(Collected data)
================================

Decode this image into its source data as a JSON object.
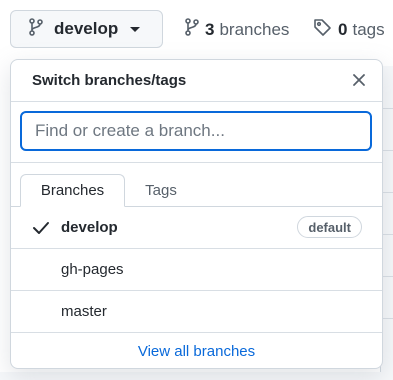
{
  "toolbar": {
    "current_branch": "develop",
    "branches_count": "3",
    "branches_label": "branches",
    "tags_count": "0",
    "tags_label": "tags"
  },
  "popover": {
    "title": "Switch branches/tags",
    "search_placeholder": "Find or create a branch...",
    "tabs": [
      {
        "label": "Branches",
        "active": true
      },
      {
        "label": "Tags",
        "active": false
      }
    ],
    "branches": [
      {
        "name": "develop",
        "selected": true,
        "badge": "default"
      },
      {
        "name": "gh-pages",
        "selected": false
      },
      {
        "name": "master",
        "selected": false
      }
    ],
    "view_all": "View all branches"
  },
  "icons": {
    "branch": "git-branch-icon",
    "tag": "tag-icon",
    "close": "x-icon",
    "check": "check-icon",
    "caret": "triangle-down-icon"
  },
  "colors": {
    "accent": "#0969da",
    "text": "#24292f",
    "muted": "#57606a",
    "border": "#d0d7de"
  }
}
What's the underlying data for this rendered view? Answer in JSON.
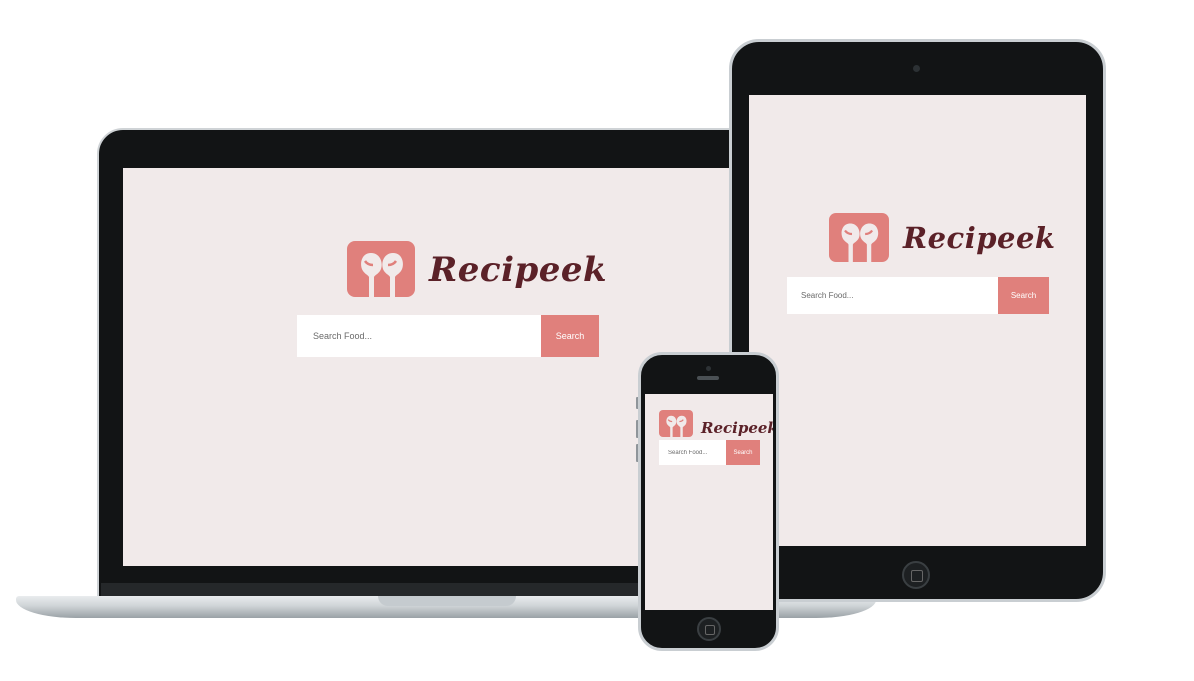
{
  "brand": {
    "name": "Recipeek",
    "logo_icon": "spoons-icon",
    "accent_color": "#e0807c",
    "text_color": "#5b2128",
    "background_color": "#f1eaea"
  },
  "search": {
    "placeholder": "Search Food...",
    "button_label": "Search"
  },
  "devices": [
    "laptop",
    "tablet",
    "phone"
  ]
}
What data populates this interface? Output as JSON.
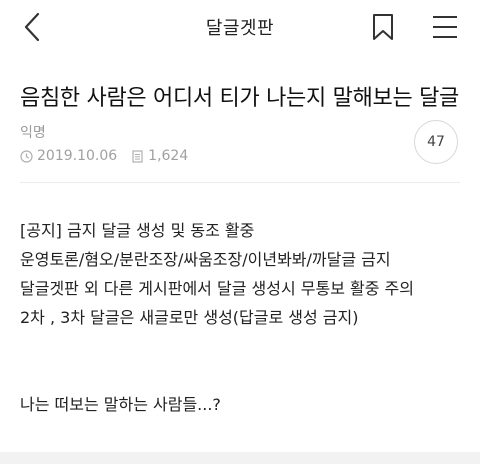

================================

Reproduce every line exactly and omit all pictures.

Decode this image into its source data as a JSON object.
{
  "toolbar": {
    "current_branch": "develop",
    "branches_count": "3",
    "branches_label": "branches",
    "tags_count": "0",
    "tags_label": "tags"
  },
  "popover": {
    "title": "Switch branches/tags",
    "search_placeholder": "Find or create a branch...",
    "tabs": [
      {
        "label": "Branches",
        "active": true
      },
      {
        "label": "Tags",
        "active": false
      }
    ],
    "branches": [
      {
        "name": "develop",
        "selected": true,
        "badge": "default"
      },
      {
        "name": "gh-pages",
        "selected": false
      },
      {
        "name": "master",
        "selected": false
      }
    ],
    "view_all": "View all branches"
  },
  "icons": {
    "branch": "git-branch-icon",
    "tag": "tag-icon",
    "close": "x-icon",
    "check": "check-icon",
    "caret": "triangle-down-icon"
  },
  "colors": {
    "accent": "#0969da",
    "text": "#24292f",
    "muted": "#57606a",
    "border": "#d0d7de"
  }
}
What's the underlying data for this rendered view? Answer in JSON.
{
  "brand": {
    "name": "Recipeek",
    "logo_icon": "spoons-icon",
    "accent_color": "#e0807c",
    "text_color": "#5b2128",
    "background_color": "#f1eaea"
  },
  "search": {
    "placeholder": "Search Food...",
    "button_label": "Search"
  },
  "devices": [
    "laptop",
    "tablet",
    "phone"
  ]
}
What data populates this interface? Output as JSON.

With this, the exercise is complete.